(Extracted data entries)
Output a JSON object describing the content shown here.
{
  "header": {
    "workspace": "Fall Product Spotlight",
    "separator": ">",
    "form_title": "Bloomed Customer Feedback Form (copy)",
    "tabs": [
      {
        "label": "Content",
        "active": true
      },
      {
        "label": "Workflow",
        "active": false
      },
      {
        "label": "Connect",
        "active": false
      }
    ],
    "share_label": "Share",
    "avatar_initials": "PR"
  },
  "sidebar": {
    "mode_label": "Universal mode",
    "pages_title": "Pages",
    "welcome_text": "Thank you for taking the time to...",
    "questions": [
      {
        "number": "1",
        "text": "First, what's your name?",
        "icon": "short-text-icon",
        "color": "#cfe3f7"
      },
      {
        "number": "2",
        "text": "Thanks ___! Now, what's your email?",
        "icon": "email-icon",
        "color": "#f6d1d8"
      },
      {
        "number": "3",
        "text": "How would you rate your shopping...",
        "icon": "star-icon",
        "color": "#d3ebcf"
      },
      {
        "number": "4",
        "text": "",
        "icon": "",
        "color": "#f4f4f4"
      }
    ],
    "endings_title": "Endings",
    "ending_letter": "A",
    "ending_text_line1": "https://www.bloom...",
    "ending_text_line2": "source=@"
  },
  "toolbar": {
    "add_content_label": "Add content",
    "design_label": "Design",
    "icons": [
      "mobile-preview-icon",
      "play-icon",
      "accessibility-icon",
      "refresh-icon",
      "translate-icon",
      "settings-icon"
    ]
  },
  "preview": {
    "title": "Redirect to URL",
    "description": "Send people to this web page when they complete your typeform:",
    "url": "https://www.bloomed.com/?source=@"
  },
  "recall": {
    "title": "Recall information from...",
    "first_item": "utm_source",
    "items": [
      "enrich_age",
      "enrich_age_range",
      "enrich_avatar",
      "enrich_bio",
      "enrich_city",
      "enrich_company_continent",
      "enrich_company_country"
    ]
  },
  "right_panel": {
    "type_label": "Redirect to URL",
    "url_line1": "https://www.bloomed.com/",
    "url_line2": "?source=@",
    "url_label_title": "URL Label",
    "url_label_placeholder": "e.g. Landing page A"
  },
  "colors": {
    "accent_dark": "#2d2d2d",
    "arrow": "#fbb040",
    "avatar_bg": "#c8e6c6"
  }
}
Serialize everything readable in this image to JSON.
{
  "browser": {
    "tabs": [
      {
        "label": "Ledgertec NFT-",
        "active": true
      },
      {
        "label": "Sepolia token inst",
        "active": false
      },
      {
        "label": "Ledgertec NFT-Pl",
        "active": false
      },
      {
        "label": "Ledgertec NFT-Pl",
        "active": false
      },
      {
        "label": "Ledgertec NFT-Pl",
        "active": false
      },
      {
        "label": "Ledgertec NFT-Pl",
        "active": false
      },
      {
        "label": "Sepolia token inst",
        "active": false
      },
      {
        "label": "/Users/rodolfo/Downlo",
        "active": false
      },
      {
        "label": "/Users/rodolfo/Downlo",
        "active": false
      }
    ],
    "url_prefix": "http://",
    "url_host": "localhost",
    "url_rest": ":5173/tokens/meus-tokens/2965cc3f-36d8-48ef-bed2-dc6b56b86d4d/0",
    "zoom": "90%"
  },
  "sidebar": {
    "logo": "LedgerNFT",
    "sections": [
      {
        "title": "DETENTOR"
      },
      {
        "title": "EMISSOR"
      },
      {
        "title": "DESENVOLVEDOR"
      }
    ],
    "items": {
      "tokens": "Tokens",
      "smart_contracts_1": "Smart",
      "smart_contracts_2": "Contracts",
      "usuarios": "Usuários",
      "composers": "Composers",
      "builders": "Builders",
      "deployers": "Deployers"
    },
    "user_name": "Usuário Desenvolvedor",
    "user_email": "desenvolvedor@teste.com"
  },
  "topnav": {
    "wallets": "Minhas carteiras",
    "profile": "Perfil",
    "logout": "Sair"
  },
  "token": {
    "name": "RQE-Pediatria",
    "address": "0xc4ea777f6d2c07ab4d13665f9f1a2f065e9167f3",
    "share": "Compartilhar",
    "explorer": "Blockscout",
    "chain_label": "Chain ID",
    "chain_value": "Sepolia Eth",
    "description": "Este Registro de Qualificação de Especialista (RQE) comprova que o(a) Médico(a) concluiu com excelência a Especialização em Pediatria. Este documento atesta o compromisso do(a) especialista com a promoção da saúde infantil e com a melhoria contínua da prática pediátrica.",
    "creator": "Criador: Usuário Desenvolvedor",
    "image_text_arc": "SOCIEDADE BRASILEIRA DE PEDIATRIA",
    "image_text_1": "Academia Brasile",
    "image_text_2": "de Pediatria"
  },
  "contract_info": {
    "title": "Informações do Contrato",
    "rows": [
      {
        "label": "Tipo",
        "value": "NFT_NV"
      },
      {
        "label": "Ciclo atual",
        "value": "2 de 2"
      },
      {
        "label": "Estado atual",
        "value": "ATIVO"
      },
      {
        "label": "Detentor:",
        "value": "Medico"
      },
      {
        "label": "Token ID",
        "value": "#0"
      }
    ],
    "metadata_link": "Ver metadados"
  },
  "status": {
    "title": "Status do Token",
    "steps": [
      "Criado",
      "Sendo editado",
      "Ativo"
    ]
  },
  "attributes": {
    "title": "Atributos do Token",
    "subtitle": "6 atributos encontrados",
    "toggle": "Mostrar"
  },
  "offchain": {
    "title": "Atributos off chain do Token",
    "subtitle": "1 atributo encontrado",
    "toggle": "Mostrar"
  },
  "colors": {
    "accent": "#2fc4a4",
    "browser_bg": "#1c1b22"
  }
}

The problem ▸ Isolate the lines above that contain the word "JSON" and copy them.

Task result ▸
Output a JSON object describing the content shown here.
Serialize everything readable in this image to JSON.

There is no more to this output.